══ INPUT ══
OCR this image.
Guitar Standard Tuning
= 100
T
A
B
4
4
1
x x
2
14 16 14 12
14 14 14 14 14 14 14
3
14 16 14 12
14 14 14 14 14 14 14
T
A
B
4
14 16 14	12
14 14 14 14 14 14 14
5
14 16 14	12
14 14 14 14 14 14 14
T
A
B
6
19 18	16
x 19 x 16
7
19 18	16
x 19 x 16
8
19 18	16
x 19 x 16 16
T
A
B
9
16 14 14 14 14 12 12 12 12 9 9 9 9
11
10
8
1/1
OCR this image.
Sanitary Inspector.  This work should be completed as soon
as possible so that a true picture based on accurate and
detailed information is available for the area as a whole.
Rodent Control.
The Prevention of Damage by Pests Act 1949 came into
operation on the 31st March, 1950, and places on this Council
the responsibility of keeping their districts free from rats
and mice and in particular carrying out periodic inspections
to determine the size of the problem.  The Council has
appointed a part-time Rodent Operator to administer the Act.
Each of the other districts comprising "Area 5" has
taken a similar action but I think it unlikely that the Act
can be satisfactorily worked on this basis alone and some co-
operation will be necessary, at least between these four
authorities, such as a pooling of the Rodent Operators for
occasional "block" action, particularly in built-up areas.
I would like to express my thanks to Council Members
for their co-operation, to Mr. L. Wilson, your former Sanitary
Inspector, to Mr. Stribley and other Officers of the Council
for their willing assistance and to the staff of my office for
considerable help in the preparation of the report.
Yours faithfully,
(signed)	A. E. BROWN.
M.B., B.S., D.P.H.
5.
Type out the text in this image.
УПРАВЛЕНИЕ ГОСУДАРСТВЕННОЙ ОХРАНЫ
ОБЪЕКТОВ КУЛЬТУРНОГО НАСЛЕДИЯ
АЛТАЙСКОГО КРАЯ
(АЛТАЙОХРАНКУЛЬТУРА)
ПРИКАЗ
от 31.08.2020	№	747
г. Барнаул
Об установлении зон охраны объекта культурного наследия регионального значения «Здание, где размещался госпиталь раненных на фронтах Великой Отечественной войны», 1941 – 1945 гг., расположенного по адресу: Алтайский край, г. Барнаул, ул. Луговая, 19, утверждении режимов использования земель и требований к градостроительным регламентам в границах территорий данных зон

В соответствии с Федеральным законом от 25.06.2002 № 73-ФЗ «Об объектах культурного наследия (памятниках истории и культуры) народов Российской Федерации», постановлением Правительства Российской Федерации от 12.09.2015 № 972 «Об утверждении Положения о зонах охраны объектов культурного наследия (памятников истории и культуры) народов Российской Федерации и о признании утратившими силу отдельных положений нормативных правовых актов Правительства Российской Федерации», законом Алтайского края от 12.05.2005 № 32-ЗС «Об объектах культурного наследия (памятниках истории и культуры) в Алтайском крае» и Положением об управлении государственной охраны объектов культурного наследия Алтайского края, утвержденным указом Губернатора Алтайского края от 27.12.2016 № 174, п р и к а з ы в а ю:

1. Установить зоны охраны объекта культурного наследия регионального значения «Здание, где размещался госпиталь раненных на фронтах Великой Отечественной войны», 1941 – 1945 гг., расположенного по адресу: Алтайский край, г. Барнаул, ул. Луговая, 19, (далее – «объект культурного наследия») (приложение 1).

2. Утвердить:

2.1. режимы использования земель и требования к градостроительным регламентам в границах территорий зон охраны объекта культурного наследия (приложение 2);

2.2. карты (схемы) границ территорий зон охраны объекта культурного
═══
Print the material verbatim, all of it.

> _ANSWER BELOW_:
OCR this image.
Guitar Standard Tuning
= 100
T
A
B
4
4
1
x x
2
14 16 14 12
14 14 14 14 14 14 14
3
14 16 14 12
14 14 14 14 14 14 14
T
A
B
4
14 16 14	12
14 14 14 14 14 14 14
5
14 16 14	12
14 14 14 14 14 14 14
T
A
B
6
19 18	16
x 19 x 16
7
19 18	16
x 19 x 16
8
19 18	16
x 19 x 16 16
T
A
B
9
16 14 14 14 14 12 12 12 12 9 9 9 9
11
10
8
1/1
OCR this image.
Sanitary Inspector.  This work should be completed as soon
as possible so that a true picture based on accurate and
detailed information is available for the area as a whole.
Rodent Control.
The Prevention of Damage by Pests Act 1949 came into
operation on the 31st March, 1950, and places on this Council
the responsibility of keeping their districts free from rats
and mice and in particular carrying out periodic inspections
to determine the size of the problem.  The Council has
appointed a part-time Rodent Operator to administer the Act.
Each of the other districts comprising "Area 5" has
taken a similar action but I think it unlikely that the Act
can be satisfactorily worked on this basis alone and some co-
operation will be necessary, at least between these four
authorities, such as a pooling of the Rodent Operators for
occasional "block" action, particularly in built-up areas.
I would like to express my thanks to Council Members
for their co-operation, to Mr. L. Wilson, your former Sanitary
Inspector, to Mr. Stribley and other Officers of the Council
for their willing assistance and to the staff of my office for
considerable help in the preparation of the report.
Yours faithfully,
(signed)	A. E. BROWN.
M.B., B.S., D.P.H.
5.
Type out the text in this image.
УПРАВЛЕНИЕ ГОСУДАРСТВЕННОЙ ОХРАНЫ
ОБЪЕКТОВ КУЛЬТУРНОГО НАСЛЕДИЯ
АЛТАЙСКОГО КРАЯ
(АЛТАЙОХРАНКУЛЬТУРА)
ПРИКАЗ
от 31.08.2020	№	747
г. Барнаул
Об установлении зон охраны объекта культурного наследия регионального значения «Здание, где размещался госпиталь раненных на фронтах Великой Отечественной войны», 1941 – 1945 гг., расположенного по адресу: Алтайский край, г. Барнаул, ул. Луговая, 19, утверждении режимов использования земель и требований к градостроительным регламентам в границах территорий данных зон

В соответствии с Федеральным законом от 25.06.2002 № 73-ФЗ «Об объектах культурного наследия (памятниках истории и культуры) народов Российской Федерации», постановлением Правительства Российской Федерации от 12.09.2015 № 972 «Об утверждении Положения о зонах охраны объектов культурного наследия (памятников истории и культуры) народов Российской Федерации и о признании утратившими силу отдельных положений нормативных правовых актов Правительства Российской Федерации», законом Алтайского края от 12.05.2005 № 32-ЗС «Об объектах культурного наследия (памятниках истории и культуры) в Алтайском крае» и Положением об управлении государственной охраны объектов культурного наследия Алтайского края, утвержденным указом Губернатора Алтайского края от 27.12.2016 № 174, п р и к а з ы в а ю:

1. Установить зоны охраны объекта культурного наследия регионального значения «Здание, где размещался госпиталь раненных на фронтах Великой Отечественной войны», 1941 – 1945 гг., расположенного по адресу: Алтайский край, г. Барнаул, ул. Луговая, 19, (далее – «объект культурного наследия») (приложение 1).

2. Утвердить:

2.1. режимы использования земель и требования к градостроительным регламентам в границах территорий зон охраны объекта культурного наследия (приложение 2);

2.2. карты (схемы) границ территорий зон охраны объекта культурного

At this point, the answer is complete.